■ PROBLEM STATEMENT
Look through the data for the string "hold". Copy every line where it is found.

[begin DATA FOR THIS EXERCISE]

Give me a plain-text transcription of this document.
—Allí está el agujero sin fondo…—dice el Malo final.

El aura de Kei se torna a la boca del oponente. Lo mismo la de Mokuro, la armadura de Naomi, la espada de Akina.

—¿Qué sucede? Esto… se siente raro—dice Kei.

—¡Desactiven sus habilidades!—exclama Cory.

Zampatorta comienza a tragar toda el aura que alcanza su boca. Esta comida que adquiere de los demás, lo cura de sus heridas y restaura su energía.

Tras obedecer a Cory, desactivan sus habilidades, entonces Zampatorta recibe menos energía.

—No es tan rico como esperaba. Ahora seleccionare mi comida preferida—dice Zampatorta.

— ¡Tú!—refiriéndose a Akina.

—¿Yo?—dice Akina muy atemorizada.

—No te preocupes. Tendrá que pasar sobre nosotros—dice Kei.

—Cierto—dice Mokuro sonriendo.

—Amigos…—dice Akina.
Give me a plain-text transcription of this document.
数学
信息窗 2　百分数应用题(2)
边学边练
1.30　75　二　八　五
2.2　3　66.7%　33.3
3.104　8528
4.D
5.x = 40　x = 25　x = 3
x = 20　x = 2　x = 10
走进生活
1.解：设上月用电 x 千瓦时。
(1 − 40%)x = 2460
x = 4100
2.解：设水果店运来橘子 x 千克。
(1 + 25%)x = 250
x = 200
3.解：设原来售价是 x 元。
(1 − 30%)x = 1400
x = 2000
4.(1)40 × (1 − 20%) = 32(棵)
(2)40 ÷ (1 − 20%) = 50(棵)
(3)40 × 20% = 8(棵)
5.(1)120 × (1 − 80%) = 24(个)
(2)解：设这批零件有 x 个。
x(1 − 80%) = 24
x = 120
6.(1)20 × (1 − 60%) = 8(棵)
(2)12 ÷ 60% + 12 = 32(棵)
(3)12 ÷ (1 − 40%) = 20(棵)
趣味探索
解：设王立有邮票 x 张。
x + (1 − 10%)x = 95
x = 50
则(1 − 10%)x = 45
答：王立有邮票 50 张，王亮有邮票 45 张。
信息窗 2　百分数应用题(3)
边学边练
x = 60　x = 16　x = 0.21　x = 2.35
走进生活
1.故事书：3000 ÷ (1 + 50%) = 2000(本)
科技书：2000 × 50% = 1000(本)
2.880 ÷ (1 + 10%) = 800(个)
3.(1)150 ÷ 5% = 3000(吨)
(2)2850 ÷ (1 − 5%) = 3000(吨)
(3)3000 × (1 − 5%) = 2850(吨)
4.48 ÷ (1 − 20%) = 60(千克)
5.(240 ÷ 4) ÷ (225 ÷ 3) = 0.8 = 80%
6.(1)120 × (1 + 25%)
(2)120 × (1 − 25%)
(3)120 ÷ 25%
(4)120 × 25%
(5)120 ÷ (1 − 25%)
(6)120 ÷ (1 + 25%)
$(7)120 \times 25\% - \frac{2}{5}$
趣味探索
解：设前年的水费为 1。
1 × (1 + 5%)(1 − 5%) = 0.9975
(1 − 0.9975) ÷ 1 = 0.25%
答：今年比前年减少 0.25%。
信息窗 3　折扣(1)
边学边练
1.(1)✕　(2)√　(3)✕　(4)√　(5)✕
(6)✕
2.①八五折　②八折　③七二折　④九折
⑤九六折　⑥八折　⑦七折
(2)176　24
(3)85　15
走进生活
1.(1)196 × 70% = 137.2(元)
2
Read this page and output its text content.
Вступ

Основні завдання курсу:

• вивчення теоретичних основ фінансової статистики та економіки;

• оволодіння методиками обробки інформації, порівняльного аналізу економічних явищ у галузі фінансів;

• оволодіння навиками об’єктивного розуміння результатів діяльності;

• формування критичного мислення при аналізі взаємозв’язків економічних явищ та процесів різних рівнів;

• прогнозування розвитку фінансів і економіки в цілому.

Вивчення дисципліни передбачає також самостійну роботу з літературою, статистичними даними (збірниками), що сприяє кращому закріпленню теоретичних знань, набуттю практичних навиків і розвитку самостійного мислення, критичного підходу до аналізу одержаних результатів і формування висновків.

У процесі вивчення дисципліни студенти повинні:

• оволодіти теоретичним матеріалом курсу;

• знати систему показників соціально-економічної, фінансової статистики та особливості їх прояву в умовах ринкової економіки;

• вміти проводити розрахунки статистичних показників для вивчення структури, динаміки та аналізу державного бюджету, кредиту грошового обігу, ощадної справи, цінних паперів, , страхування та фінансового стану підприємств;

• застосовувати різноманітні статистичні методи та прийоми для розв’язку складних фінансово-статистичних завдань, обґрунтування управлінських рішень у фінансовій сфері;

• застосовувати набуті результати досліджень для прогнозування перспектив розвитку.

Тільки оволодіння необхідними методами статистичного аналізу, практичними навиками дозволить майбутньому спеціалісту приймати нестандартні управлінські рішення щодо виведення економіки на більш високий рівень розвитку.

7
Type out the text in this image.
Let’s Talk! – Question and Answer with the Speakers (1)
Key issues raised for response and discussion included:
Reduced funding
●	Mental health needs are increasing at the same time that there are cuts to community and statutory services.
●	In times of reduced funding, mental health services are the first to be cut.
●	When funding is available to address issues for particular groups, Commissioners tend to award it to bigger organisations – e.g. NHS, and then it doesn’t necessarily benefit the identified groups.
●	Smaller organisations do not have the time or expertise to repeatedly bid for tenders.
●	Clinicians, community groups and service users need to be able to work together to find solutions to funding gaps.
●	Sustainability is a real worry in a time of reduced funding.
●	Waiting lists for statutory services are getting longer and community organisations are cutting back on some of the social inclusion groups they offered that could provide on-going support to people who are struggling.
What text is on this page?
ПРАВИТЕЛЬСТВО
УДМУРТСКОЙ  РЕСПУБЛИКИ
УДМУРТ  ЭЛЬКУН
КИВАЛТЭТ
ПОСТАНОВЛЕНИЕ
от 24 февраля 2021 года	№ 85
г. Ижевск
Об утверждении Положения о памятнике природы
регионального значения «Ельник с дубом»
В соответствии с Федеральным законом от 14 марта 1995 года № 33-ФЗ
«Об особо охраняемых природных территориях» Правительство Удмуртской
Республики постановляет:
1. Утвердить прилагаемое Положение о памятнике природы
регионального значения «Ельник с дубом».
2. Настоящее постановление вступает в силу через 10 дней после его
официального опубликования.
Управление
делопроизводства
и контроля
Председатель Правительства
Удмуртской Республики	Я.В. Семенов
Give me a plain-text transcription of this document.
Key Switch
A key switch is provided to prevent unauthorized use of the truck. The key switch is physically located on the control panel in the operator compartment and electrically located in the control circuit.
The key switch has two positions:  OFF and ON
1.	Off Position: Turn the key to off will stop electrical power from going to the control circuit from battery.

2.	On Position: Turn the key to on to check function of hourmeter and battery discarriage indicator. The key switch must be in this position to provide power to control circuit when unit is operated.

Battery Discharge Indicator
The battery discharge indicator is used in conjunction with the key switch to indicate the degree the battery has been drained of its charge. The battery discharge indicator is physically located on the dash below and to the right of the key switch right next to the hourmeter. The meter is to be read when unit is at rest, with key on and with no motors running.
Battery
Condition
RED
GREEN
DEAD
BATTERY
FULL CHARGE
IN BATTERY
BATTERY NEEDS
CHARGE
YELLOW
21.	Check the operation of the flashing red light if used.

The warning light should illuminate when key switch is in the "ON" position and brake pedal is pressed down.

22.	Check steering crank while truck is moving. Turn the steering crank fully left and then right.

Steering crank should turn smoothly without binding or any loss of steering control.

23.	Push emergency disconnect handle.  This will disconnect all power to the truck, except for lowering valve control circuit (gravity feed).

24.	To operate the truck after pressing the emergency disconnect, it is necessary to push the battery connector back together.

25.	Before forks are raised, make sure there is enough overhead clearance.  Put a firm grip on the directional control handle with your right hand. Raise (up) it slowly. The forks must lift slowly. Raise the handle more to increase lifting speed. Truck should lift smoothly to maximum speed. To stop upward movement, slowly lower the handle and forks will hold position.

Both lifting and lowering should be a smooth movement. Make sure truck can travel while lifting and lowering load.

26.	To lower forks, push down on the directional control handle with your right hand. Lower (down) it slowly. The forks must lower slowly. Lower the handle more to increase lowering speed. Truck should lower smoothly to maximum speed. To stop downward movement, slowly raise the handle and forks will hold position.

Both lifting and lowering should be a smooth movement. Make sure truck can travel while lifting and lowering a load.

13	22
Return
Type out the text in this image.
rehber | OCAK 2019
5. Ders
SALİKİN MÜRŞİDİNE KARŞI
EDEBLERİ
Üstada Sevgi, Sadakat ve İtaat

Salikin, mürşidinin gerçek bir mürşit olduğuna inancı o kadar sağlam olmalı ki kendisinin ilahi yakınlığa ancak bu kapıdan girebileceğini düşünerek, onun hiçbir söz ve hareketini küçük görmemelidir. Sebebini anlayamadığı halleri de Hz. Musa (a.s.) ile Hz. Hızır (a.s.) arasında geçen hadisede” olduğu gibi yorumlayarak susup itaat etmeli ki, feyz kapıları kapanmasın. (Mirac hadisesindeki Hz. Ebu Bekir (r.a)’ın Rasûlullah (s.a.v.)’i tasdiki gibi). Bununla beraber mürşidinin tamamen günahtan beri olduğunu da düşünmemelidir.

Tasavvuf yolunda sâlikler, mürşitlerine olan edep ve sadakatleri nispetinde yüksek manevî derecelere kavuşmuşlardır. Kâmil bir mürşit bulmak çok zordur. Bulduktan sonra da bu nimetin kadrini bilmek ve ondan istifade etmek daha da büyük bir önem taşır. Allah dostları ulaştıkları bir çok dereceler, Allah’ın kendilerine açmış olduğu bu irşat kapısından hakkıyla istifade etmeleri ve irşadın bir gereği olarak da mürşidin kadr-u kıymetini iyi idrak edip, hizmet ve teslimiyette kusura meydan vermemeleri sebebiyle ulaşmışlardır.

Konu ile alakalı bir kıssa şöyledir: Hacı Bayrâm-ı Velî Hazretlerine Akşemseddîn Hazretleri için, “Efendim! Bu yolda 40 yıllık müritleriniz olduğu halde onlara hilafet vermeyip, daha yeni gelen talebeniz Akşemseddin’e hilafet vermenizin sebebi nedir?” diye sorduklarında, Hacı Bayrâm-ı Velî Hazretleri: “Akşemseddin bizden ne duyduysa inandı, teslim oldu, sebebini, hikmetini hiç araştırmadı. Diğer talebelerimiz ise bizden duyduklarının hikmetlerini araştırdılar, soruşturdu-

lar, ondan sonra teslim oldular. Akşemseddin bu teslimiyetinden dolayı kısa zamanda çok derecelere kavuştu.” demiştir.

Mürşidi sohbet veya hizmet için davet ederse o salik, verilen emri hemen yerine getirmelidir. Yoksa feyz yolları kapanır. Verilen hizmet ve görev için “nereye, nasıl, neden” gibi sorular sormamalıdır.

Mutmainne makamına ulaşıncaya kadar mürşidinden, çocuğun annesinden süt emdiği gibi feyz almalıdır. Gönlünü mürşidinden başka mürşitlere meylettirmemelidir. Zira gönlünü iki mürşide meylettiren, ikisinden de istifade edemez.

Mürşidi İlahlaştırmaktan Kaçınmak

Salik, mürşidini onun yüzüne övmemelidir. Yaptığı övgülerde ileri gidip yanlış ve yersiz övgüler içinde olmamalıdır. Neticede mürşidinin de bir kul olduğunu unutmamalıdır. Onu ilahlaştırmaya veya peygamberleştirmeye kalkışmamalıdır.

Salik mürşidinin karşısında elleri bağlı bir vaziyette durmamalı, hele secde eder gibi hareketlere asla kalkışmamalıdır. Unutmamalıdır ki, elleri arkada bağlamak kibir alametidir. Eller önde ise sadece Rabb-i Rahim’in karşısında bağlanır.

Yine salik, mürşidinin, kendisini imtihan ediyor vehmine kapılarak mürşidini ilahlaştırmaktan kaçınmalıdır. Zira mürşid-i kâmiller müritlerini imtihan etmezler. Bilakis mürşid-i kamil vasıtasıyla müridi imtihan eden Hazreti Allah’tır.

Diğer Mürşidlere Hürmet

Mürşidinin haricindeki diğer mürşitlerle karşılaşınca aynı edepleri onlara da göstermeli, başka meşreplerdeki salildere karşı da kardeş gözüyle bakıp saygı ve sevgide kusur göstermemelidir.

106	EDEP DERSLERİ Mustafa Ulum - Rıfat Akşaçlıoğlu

[end DATA FOR THIS EXERCISE]

■ WORKED ANSWER
25.	Before forks are raised, make sure there is enough overhead clearance.  Put a firm grip on the directional control handle with your right hand. Raise (up) it slowly. The forks must lift slowly. Raise the handle more to increase lifting speed. Truck should lift smoothly to maximum speed. To stop upward movement, slowly lower the handle and forks will hold position.
26.	To lower forks, push down on the directional control handle with your right hand. Lower (down) it slowly. The forks must lower slowly. Lower the handle more to increase lowering speed. Truck should lower smoothly to maximum speed. To stop downward movement, slowly raise the handle and forks will hold position.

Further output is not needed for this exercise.